> **Task input**:
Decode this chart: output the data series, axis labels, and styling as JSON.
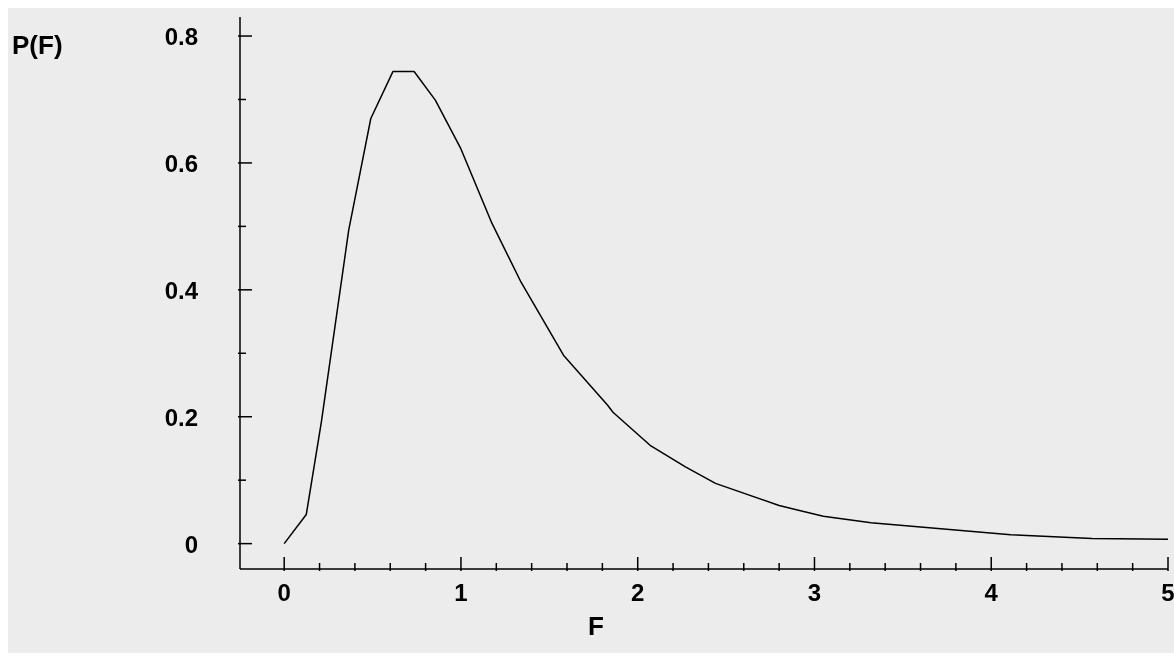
{
  "chart_data": {
    "type": "line",
    "xlabel": "F",
    "ylabel": "P(F)",
    "color": "#000000",
    "marker": "none",
    "x": [
      0,
      0.125,
      0.21,
      0.365,
      0.49,
      0.615,
      0.735,
      0.855,
      1.0,
      1.175,
      1.34,
      1.58,
      1.83,
      1.86,
      2.07,
      2.27,
      2.44,
      2.8,
      3.05,
      3.32,
      4.11,
      4.57,
      5.0
    ],
    "values": [
      0,
      0.046,
      0.191,
      0.494,
      0.67,
      0.744,
      0.744,
      0.699,
      0.622,
      0.505,
      0.412,
      0.297,
      0.218,
      0.207,
      0.155,
      0.121,
      0.095,
      0.06,
      0.043,
      0.033,
      0.014,
      0.008,
      0.007
    ],
    "xlim": [
      -0.25,
      5
    ],
    "xticks": [
      0,
      {
        "value": 0.2,
        "label": null
      },
      {
        "value": 0.4,
        "label": null
      },
      {
        "value": 0.6,
        "label": null
      },
      {
        "value": 0.8,
        "label": null
      },
      1,
      {
        "value": 1.2,
        "label": null
      },
      {
        "value": 1.4,
        "label": null
      },
      {
        "value": 1.6,
        "label": null
      },
      {
        "value": 1.8,
        "label": null
      },
      2,
      {
        "value": 2.2,
        "label": null
      },
      {
        "value": 2.4,
        "label": null
      },
      {
        "value": 2.6,
        "label": null
      },
      {
        "value": 2.8,
        "label": null
      },
      3,
      {
        "value": 3.2,
        "label": null
      },
      {
        "value": 3.4,
        "label": null
      },
      {
        "value": 3.6,
        "label": null
      },
      {
        "value": 3.8,
        "label": null
      },
      4,
      {
        "value": 4.2,
        "label": null
      },
      {
        "value": 4.4,
        "label": null
      },
      {
        "value": 4.6,
        "label": null
      },
      {
        "value": 4.8,
        "label": null
      },
      5
    ],
    "ylim": [
      -0.04,
      0.83
    ],
    "yticks": [
      0,
      {
        "value": 0.1,
        "label": null
      },
      0.2,
      {
        "value": 0.3,
        "label": null
      },
      0.4,
      {
        "value": 0.5,
        "label": null
      },
      0.6,
      {
        "value": 0.7,
        "label": null
      },
      0.8
    ]
  }
}
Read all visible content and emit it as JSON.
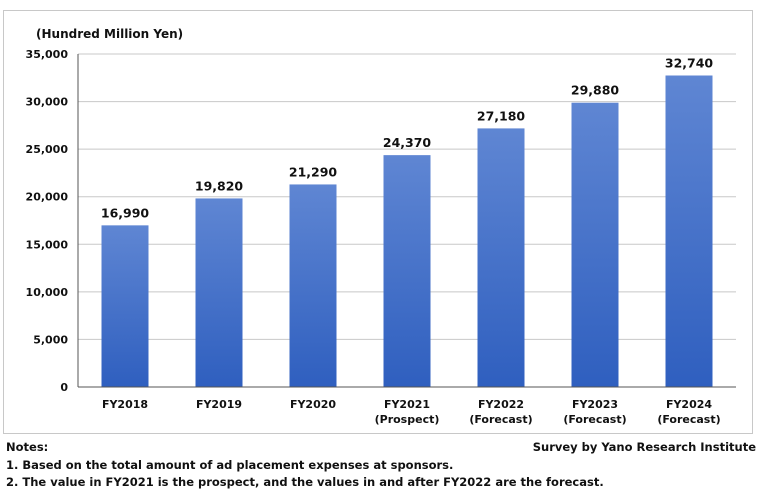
{
  "unit_label": "(Hundred Million Yen)",
  "notes": {
    "heading": "Notes:",
    "lines": [
      "1. Based on the total amount of ad placement expenses at sponsors.",
      "2. The value in FY2021 is the prospect, and the values in and after FY2022 are the forecast."
    ]
  },
  "source": "Survey by Yano Research Institute",
  "colors": {
    "bar_top": "#5f86d3",
    "bar_bottom": "#2f5fbf",
    "grid": "#c8c8c8",
    "axis": "#555555"
  },
  "chart_data": {
    "type": "bar",
    "categories": [
      [
        "FY2018"
      ],
      [
        "FY2019"
      ],
      [
        "FY2020"
      ],
      [
        "FY2021",
        "(Prospect)"
      ],
      [
        "FY2022",
        "(Forecast)"
      ],
      [
        "FY2023",
        "(Forecast)"
      ],
      [
        "FY2024",
        "(Forecast)"
      ]
    ],
    "values": [
      16990,
      19820,
      21290,
      24370,
      27180,
      29880,
      32740
    ],
    "value_labels": [
      "16,990",
      "19,820",
      "21,290",
      "24,370",
      "27,180",
      "29,880",
      "32,740"
    ],
    "y_ticks": [
      0,
      5000,
      10000,
      15000,
      20000,
      25000,
      30000,
      35000
    ],
    "y_tick_labels": [
      "0",
      "5,000",
      "10,000",
      "15,000",
      "20,000",
      "25,000",
      "30,000",
      "35,000"
    ],
    "ylim": [
      0,
      35000
    ],
    "grid": true,
    "legend": "none"
  }
}
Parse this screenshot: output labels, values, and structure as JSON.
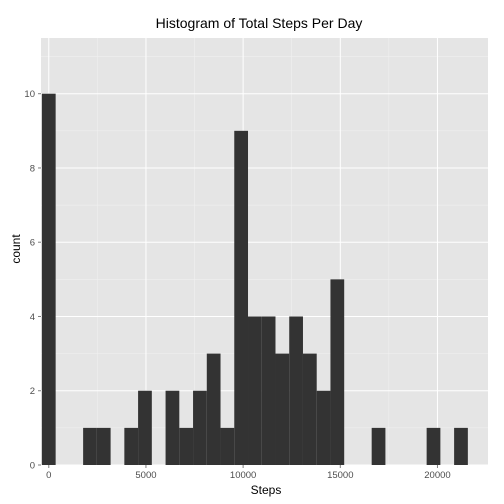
{
  "chart_data": {
    "type": "bar",
    "title": "Histogram of Total Steps Per Day",
    "xlabel": "Steps",
    "ylabel": "count",
    "bin_width": 707,
    "xlim": [
      -400,
      22600
    ],
    "ylim": [
      0,
      11.5
    ],
    "x_ticks": [
      0,
      5000,
      10000,
      15000,
      20000
    ],
    "x_tick_labels": [
      "0",
      "5000",
      "10000",
      "15000",
      "20000"
    ],
    "y_ticks": [
      0,
      2,
      4,
      6,
      8,
      10
    ],
    "y_tick_labels": [
      "0",
      "2",
      "4",
      "6",
      "8",
      "10"
    ],
    "bins": [
      {
        "x": 0,
        "count": 10
      },
      {
        "x": 707,
        "count": 0
      },
      {
        "x": 1414,
        "count": 0
      },
      {
        "x": 2121,
        "count": 1
      },
      {
        "x": 2828,
        "count": 1
      },
      {
        "x": 3535,
        "count": 0
      },
      {
        "x": 4242,
        "count": 1
      },
      {
        "x": 4949,
        "count": 2
      },
      {
        "x": 5656,
        "count": 0
      },
      {
        "x": 6363,
        "count": 2
      },
      {
        "x": 7070,
        "count": 1
      },
      {
        "x": 7777,
        "count": 2
      },
      {
        "x": 8484,
        "count": 3
      },
      {
        "x": 9191,
        "count": 1
      },
      {
        "x": 9898,
        "count": 9
      },
      {
        "x": 10605,
        "count": 4
      },
      {
        "x": 11312,
        "count": 4
      },
      {
        "x": 12019,
        "count": 3
      },
      {
        "x": 12726,
        "count": 4
      },
      {
        "x": 13433,
        "count": 3
      },
      {
        "x": 14140,
        "count": 2
      },
      {
        "x": 14847,
        "count": 5
      },
      {
        "x": 15554,
        "count": 0
      },
      {
        "x": 16261,
        "count": 0
      },
      {
        "x": 16968,
        "count": 1
      },
      {
        "x": 17675,
        "count": 0
      },
      {
        "x": 18382,
        "count": 0
      },
      {
        "x": 19089,
        "count": 0
      },
      {
        "x": 19796,
        "count": 1
      },
      {
        "x": 20503,
        "count": 0
      },
      {
        "x": 21210,
        "count": 1
      }
    ],
    "grid": true,
    "colors": {
      "panel_background": "#e5e5e5",
      "grid_major": "#ffffff",
      "grid_minor": "#f2f2f2",
      "bar_fill": "#333333",
      "tick_label": "#4d4d4d"
    }
  }
}
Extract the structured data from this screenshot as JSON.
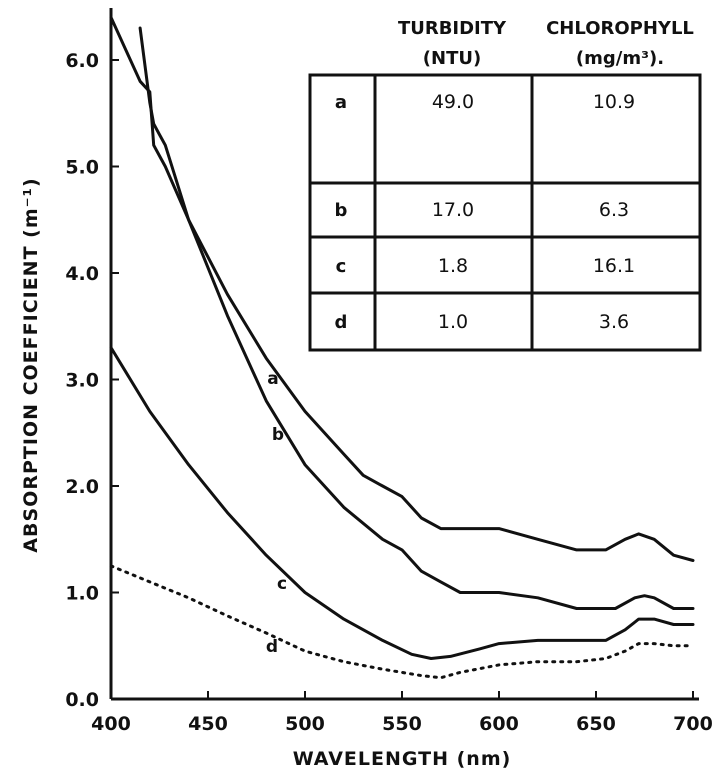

> **Goal**: Wherever the string "Steps" appears in the entries above, list that line.

> **Solved exercise**:
    "title": "Histogram of Total Steps Per Day",
    "xlabel": "Steps",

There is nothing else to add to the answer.